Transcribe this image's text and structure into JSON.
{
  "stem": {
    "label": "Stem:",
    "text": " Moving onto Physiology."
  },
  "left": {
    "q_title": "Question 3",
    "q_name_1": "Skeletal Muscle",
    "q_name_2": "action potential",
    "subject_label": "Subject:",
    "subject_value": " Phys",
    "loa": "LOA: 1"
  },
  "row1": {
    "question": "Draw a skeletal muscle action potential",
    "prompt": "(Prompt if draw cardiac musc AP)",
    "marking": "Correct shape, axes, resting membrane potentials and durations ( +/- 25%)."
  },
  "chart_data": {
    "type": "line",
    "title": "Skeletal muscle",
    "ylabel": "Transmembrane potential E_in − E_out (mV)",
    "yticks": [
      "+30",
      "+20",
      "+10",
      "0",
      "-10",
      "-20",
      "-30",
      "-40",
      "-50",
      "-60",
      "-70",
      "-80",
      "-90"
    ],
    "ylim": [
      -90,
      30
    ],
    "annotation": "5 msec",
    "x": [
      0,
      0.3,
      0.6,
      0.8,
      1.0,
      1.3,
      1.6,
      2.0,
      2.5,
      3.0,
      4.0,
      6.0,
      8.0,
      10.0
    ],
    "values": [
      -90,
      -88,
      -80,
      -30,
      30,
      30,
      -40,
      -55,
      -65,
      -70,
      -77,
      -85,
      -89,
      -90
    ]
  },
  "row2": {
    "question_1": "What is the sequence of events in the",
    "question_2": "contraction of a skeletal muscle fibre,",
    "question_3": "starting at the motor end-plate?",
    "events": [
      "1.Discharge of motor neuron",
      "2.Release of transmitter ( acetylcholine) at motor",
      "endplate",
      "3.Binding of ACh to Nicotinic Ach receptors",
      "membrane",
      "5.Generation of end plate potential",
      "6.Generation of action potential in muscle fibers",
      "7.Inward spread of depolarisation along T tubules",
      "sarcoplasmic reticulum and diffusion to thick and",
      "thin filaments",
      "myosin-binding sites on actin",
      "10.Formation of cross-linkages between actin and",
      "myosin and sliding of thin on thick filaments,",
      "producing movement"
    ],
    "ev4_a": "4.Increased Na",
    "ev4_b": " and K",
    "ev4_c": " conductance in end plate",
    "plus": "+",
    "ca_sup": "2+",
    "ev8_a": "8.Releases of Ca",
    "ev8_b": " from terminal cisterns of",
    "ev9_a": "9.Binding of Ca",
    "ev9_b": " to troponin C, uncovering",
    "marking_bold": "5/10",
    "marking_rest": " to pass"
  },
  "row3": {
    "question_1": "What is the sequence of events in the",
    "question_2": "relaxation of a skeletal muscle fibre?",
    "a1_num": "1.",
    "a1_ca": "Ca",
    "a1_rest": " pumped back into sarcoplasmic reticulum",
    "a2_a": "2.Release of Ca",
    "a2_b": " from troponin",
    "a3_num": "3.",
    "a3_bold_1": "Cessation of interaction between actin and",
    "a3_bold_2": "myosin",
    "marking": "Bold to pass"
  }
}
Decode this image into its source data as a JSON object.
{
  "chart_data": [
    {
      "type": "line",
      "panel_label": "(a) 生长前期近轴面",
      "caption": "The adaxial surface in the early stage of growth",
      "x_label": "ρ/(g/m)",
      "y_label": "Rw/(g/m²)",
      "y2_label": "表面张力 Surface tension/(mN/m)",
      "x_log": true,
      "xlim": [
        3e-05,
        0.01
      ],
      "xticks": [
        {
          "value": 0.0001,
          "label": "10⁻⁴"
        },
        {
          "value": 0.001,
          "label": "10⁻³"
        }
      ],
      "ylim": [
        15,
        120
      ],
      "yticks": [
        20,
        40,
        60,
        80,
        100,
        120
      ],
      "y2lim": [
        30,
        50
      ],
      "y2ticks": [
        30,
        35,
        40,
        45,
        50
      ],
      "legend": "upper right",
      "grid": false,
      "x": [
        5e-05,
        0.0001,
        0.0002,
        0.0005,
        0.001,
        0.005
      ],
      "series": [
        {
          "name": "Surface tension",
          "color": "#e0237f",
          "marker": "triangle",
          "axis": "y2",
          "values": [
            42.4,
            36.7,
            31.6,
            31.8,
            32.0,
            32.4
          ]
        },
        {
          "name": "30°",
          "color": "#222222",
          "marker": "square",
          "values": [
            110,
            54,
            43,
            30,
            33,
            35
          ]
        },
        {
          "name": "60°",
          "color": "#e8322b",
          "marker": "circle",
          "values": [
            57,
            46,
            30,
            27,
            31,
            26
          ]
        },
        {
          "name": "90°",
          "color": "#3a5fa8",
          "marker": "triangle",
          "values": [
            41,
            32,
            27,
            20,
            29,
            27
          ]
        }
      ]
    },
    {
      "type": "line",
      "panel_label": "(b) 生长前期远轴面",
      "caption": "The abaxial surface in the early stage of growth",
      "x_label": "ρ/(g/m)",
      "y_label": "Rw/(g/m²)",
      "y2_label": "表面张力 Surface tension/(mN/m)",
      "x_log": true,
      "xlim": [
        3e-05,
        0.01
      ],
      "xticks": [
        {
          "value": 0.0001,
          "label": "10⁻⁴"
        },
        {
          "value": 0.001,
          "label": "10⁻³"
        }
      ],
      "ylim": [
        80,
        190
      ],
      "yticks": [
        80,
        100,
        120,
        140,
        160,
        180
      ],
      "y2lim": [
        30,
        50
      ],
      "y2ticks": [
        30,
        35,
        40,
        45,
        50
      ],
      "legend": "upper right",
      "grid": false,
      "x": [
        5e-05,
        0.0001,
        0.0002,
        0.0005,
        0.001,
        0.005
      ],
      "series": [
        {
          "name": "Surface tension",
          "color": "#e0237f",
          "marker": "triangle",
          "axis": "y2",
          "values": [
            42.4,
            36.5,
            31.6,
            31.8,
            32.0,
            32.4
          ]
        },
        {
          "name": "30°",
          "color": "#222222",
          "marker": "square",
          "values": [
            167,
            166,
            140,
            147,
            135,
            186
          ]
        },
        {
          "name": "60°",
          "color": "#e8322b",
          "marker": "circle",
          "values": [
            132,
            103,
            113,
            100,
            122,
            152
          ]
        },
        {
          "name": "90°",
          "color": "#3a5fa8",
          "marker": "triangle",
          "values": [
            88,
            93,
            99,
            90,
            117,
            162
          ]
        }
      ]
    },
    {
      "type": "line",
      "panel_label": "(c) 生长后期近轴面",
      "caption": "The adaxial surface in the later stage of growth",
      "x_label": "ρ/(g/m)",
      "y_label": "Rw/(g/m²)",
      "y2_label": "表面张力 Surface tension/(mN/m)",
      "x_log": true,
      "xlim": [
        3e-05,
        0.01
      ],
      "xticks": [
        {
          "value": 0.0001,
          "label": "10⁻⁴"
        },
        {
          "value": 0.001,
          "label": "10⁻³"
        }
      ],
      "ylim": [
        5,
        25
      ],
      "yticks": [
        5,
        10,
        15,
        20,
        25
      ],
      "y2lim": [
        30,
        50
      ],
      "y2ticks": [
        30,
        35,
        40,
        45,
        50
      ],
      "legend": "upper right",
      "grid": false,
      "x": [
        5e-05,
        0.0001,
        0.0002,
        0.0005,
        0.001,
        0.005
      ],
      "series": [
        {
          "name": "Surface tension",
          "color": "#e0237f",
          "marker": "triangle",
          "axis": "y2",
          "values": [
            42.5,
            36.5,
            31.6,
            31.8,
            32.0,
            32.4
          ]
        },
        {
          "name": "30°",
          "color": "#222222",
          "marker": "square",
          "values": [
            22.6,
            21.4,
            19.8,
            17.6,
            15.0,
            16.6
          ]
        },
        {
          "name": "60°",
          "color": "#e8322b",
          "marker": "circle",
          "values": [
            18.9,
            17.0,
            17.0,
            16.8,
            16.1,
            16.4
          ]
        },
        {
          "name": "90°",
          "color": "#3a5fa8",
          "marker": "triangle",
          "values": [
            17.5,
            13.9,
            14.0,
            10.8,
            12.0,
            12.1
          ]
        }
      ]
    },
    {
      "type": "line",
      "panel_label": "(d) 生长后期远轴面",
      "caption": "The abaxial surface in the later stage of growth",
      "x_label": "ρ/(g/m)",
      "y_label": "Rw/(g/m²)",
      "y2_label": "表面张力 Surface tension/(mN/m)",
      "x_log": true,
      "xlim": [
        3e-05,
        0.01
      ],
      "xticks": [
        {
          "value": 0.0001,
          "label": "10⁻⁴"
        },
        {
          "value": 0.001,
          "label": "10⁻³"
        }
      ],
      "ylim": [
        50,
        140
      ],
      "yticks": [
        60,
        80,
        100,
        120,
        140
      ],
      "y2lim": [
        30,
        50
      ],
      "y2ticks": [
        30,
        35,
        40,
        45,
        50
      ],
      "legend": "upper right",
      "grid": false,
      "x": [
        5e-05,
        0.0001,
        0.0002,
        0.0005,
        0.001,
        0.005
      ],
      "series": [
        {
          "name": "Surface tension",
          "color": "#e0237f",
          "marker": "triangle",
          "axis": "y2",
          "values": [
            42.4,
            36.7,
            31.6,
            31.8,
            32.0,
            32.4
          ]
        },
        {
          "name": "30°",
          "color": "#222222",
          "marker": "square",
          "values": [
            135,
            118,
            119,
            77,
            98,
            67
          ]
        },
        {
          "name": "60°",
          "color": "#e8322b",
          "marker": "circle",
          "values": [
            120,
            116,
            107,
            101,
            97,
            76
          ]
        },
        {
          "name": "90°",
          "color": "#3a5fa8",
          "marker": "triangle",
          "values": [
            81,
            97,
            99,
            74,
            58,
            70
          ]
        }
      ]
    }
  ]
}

——

## Your task
In the listing above, how many lines hold the word "text"? Give the number and nothing more.

## Exercise answer
2